**What needs to be done**: Every line containing the word "have" needs to be found and copied.

**Data to process**:
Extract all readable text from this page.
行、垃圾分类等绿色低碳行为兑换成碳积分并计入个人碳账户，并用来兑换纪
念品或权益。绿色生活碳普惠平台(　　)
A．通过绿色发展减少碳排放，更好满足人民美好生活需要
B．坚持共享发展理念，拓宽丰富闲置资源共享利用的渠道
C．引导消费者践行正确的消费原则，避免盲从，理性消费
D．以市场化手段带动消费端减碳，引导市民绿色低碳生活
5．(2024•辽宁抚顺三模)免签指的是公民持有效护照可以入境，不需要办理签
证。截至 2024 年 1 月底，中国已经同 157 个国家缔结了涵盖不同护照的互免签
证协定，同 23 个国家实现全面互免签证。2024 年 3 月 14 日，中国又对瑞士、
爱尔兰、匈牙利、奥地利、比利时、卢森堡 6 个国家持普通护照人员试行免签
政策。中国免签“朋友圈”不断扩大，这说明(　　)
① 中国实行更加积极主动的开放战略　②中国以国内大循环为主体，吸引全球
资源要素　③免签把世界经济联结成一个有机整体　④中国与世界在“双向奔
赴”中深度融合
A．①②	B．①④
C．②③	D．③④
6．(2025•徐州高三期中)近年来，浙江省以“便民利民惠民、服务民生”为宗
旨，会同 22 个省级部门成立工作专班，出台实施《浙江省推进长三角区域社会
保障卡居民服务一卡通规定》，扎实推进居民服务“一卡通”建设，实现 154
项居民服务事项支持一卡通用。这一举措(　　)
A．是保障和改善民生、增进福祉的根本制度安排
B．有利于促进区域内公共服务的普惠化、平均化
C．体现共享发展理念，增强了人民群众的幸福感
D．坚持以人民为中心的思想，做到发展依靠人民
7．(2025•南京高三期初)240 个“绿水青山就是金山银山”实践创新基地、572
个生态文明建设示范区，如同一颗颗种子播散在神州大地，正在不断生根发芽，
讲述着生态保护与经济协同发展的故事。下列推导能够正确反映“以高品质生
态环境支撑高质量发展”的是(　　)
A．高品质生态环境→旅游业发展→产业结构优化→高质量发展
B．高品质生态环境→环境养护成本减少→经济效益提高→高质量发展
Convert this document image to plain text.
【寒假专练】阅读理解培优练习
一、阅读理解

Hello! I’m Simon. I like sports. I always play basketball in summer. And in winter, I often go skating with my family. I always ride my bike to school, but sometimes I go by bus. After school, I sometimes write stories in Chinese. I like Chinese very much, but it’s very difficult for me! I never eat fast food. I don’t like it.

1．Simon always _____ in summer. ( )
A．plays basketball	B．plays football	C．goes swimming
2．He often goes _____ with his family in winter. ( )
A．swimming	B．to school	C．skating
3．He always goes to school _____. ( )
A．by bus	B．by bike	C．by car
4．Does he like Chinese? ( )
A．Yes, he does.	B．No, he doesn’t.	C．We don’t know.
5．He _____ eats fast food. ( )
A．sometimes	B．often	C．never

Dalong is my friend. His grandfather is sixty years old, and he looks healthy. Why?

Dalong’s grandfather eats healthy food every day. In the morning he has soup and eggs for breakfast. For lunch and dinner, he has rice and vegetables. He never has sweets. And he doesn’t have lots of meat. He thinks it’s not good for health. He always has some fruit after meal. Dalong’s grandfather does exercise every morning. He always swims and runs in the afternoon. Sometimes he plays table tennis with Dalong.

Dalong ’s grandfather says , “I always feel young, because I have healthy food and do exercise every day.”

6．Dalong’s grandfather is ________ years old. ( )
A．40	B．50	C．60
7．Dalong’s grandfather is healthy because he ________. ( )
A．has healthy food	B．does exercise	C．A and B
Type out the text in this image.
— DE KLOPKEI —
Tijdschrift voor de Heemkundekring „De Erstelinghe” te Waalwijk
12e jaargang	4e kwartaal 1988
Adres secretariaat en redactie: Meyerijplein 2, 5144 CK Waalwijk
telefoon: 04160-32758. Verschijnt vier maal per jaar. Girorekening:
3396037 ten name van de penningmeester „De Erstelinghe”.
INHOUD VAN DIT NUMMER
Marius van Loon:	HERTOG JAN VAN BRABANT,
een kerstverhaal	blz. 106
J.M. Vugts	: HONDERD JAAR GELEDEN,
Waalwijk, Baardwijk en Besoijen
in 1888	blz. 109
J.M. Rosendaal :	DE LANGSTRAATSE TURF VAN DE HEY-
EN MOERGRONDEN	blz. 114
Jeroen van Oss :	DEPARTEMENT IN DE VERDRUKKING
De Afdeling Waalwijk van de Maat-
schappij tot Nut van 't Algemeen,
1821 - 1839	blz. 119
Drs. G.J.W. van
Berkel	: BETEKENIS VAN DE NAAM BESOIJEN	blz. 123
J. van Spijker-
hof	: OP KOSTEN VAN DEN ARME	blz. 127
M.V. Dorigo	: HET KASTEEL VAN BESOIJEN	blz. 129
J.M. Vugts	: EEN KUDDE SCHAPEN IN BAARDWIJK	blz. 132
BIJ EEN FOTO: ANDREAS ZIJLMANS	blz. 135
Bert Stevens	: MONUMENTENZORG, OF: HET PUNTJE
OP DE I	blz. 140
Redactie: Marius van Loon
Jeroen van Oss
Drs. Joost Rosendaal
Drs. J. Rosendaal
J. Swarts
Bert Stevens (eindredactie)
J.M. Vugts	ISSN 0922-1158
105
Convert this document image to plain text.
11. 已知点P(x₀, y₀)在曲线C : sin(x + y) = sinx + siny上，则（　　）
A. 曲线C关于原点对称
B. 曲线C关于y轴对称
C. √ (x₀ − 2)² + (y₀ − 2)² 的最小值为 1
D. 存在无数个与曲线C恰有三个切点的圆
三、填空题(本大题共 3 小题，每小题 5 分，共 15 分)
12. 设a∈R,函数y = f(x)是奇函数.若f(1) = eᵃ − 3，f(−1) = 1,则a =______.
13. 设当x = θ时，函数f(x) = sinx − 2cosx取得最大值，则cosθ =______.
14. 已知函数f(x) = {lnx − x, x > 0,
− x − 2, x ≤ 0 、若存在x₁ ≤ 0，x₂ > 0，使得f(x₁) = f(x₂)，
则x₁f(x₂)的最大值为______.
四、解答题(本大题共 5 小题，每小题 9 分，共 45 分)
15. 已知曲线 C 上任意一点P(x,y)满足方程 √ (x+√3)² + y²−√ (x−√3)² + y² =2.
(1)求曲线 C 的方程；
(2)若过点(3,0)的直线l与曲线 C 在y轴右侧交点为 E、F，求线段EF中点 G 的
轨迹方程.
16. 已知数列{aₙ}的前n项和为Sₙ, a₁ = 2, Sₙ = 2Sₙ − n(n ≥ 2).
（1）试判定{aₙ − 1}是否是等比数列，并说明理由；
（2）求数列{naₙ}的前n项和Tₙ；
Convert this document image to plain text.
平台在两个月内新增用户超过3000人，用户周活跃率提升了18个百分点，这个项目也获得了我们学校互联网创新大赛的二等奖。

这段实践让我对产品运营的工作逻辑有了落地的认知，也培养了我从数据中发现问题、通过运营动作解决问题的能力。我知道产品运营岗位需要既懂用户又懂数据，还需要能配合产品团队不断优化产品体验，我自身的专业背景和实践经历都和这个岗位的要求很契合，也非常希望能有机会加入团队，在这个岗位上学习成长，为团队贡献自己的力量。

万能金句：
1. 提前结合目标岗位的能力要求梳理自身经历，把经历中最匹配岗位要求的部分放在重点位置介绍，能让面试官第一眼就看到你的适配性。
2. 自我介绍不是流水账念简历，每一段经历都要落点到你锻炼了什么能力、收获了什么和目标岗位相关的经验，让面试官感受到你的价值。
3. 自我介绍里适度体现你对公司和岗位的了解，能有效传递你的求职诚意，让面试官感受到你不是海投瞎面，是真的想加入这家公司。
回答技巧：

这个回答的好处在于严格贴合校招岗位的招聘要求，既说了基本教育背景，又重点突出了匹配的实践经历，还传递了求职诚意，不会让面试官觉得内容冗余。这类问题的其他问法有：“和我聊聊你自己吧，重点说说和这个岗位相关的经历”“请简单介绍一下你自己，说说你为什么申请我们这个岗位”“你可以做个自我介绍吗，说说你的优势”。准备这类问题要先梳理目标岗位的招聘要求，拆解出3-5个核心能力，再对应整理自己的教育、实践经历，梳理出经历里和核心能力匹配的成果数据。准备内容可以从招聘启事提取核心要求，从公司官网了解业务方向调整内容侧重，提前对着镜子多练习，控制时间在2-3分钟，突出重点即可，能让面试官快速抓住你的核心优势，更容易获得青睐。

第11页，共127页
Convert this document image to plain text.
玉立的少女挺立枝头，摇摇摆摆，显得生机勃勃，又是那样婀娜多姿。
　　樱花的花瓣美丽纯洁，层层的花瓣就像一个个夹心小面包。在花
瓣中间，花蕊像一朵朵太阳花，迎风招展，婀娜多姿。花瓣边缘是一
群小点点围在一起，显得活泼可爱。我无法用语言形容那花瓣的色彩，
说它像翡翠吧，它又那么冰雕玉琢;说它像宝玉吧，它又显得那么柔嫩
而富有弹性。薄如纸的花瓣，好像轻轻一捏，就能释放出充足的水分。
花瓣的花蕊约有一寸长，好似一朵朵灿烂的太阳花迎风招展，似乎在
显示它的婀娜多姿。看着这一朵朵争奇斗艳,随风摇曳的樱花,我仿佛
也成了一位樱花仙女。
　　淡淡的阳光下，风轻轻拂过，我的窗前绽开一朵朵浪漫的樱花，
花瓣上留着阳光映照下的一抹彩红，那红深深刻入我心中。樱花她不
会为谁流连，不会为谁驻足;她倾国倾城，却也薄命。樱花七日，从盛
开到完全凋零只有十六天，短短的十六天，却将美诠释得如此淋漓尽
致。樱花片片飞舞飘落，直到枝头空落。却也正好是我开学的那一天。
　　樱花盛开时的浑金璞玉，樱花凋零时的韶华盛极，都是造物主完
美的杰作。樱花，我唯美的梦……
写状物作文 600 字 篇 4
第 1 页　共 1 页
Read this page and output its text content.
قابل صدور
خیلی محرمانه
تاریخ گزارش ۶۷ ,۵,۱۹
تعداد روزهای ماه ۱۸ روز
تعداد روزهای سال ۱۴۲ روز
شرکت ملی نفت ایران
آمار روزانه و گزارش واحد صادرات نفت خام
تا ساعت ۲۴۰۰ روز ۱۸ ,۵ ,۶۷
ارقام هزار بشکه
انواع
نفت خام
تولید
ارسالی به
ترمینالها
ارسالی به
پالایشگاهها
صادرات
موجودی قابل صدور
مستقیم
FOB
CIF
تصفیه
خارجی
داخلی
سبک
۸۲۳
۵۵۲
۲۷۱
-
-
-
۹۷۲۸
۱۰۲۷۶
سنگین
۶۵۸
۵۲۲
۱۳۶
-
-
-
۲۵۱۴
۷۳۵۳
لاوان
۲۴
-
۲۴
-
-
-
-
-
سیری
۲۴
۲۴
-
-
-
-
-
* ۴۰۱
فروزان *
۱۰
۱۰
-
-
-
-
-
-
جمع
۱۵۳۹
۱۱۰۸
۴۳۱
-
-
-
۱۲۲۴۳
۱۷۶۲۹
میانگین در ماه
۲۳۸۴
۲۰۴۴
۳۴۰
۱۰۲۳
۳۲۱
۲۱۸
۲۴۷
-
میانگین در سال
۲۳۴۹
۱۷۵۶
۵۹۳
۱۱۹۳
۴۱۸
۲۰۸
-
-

**Answer below**:
Dalong’s grandfather eats healthy food every day. In the morning he has soup and eggs for breakfast. For lunch and dinner, he has rice and vegetables. He never has sweets. And he doesn’t have lots of meat. He thinks it’s not good for health. He always has some fruit after meal. Dalong’s grandfather does exercise every morning. He always swims and runs in the afternoon. Sometimes he plays table tennis with Dalong.
Dalong ’s grandfather says , “I always feel young, because I have healthy food and do exercise every day.”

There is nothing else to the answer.